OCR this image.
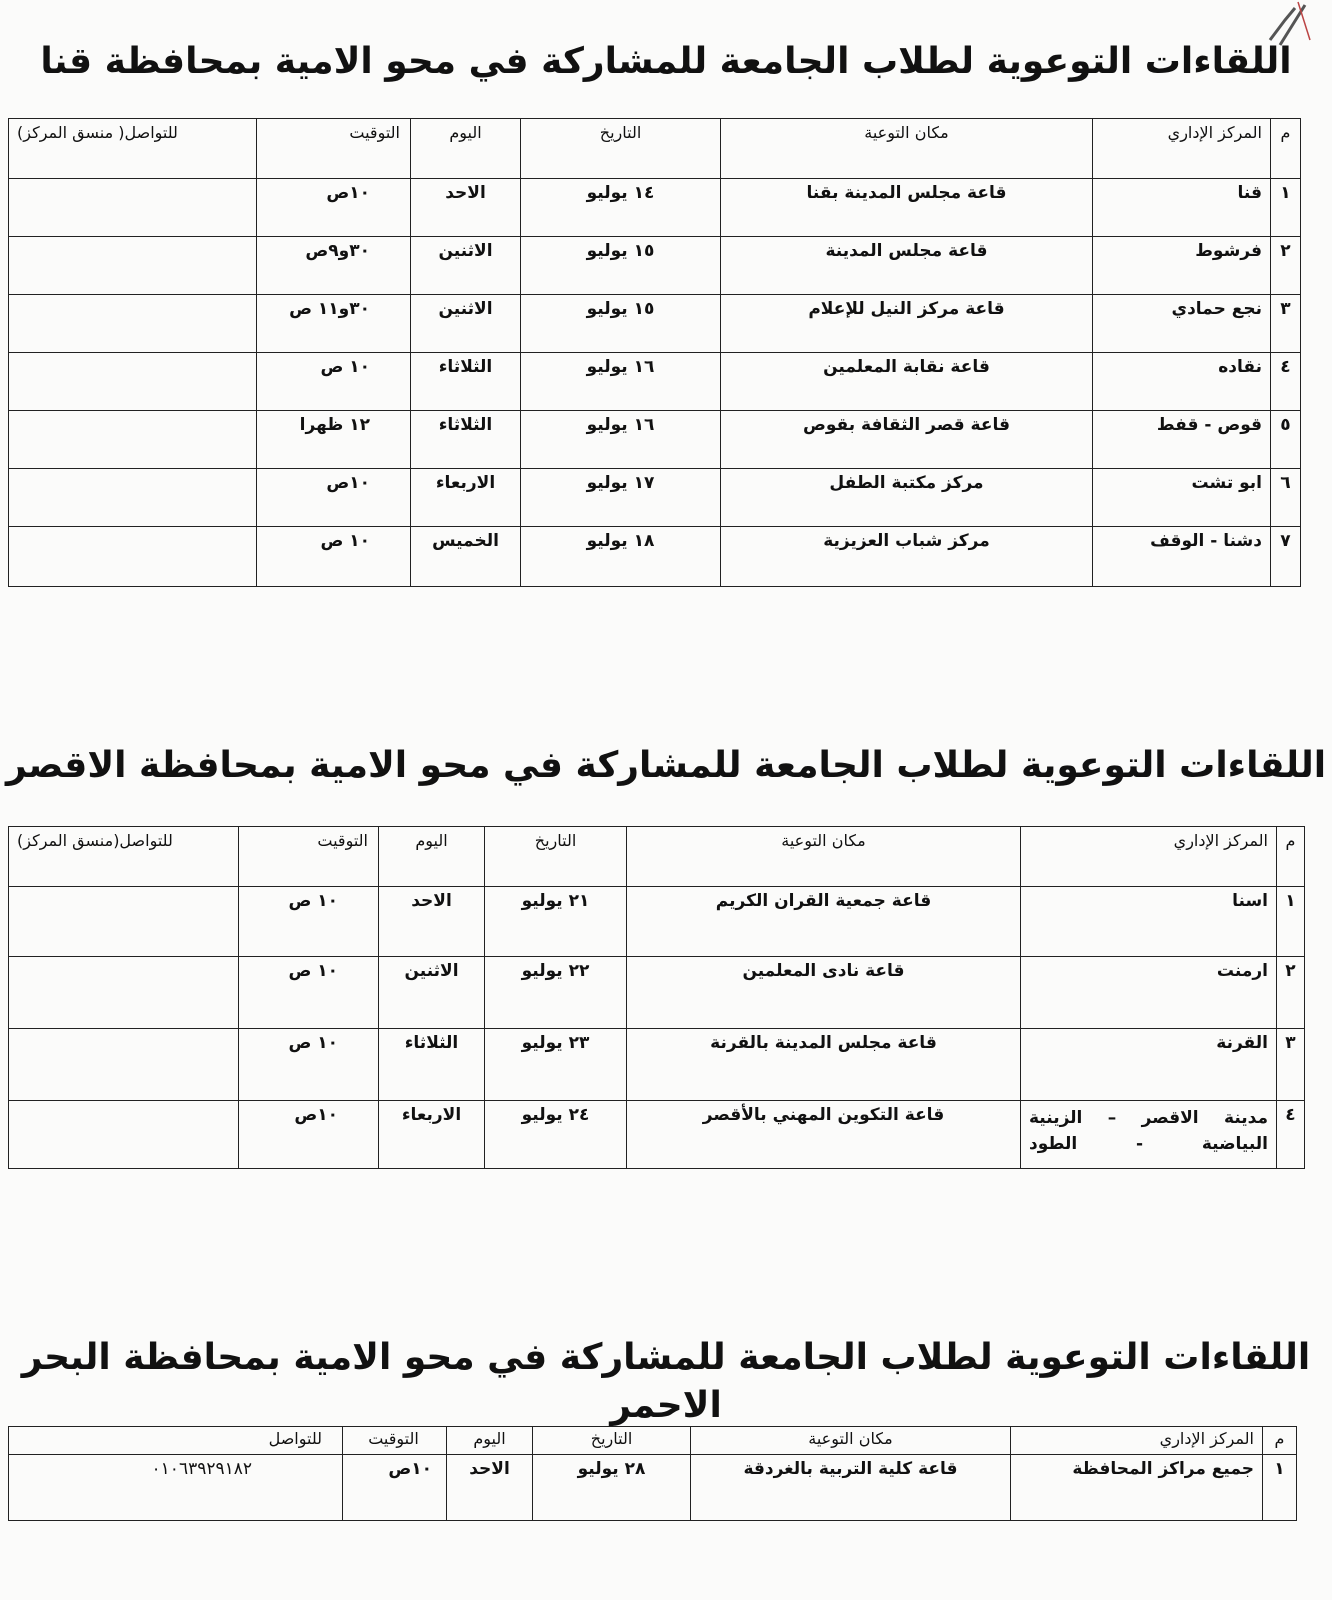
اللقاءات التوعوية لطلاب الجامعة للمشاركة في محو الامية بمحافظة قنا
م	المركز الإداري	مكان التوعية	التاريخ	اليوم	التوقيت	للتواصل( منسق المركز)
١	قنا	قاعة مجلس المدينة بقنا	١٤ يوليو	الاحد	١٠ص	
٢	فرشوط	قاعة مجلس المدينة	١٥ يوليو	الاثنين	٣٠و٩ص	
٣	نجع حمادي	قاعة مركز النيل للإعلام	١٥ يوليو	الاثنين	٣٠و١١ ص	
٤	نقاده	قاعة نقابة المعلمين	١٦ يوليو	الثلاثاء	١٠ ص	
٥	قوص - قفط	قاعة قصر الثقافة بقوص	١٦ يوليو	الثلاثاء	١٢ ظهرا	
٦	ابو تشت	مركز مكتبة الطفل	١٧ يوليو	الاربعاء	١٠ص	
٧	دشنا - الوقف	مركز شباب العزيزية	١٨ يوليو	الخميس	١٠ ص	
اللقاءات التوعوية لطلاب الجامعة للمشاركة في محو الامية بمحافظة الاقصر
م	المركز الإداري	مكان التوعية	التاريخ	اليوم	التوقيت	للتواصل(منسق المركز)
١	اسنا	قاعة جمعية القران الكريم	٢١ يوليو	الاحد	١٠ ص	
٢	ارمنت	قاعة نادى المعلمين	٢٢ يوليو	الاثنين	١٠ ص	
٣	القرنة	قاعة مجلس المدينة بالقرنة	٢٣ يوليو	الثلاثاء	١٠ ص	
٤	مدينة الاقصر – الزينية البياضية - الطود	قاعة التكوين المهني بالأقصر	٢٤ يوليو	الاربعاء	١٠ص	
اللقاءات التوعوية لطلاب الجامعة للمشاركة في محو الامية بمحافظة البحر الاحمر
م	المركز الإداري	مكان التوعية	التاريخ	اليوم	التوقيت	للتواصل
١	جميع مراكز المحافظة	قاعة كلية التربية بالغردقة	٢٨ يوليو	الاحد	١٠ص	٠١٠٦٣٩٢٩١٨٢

--

◆ INSTRUCTIONS FOR THE TASK:
From start to finish, output the listing exactly, but omit its pictures.

◆ RESULT BELOW:
OCR this image.
اللقاءات التوعوية لطلاب الجامعة للمشاركة في محو الامية بمحافظة قنا
م	المركز الإداري	مكان التوعية	التاريخ	اليوم	التوقيت	للتواصل( منسق المركز)
١	قنا	قاعة مجلس المدينة بقنا	١٤ يوليو	الاحد	١٠ص	
٢	فرشوط	قاعة مجلس المدينة	١٥ يوليو	الاثنين	٣٠و٩ص	
٣	نجع حمادي	قاعة مركز النيل للإعلام	١٥ يوليو	الاثنين	٣٠و١١ ص	
٤	نقاده	قاعة نقابة المعلمين	١٦ يوليو	الثلاثاء	١٠ ص	
٥	قوص - قفط	قاعة قصر الثقافة بقوص	١٦ يوليو	الثلاثاء	١٢ ظهرا	
٦	ابو تشت	مركز مكتبة الطفل	١٧ يوليو	الاربعاء	١٠ص	
٧	دشنا - الوقف	مركز شباب العزيزية	١٨ يوليو	الخميس	١٠ ص	
اللقاءات التوعوية لطلاب الجامعة للمشاركة في محو الامية بمحافظة الاقصر
م	المركز الإداري	مكان التوعية	التاريخ	اليوم	التوقيت	للتواصل(منسق المركز)
١	اسنا	قاعة جمعية القران الكريم	٢١ يوليو	الاحد	١٠ ص	
٢	ارمنت	قاعة نادى المعلمين	٢٢ يوليو	الاثنين	١٠ ص	
٣	القرنة	قاعة مجلس المدينة بالقرنة	٢٣ يوليو	الثلاثاء	١٠ ص	
٤	مدينة الاقصر – الزينية البياضية - الطود	قاعة التكوين المهني بالأقصر	٢٤ يوليو	الاربعاء	١٠ص	
اللقاءات التوعوية لطلاب الجامعة للمشاركة في محو الامية بمحافظة البحر الاحمر
م	المركز الإداري	مكان التوعية	التاريخ	اليوم	التوقيت	للتواصل
١	جميع مراكز المحافظة	قاعة كلية التربية بالغردقة	٢٨ يوليو	الاحد	١٠ص	٠١٠٦٣٩٢٩١٨٢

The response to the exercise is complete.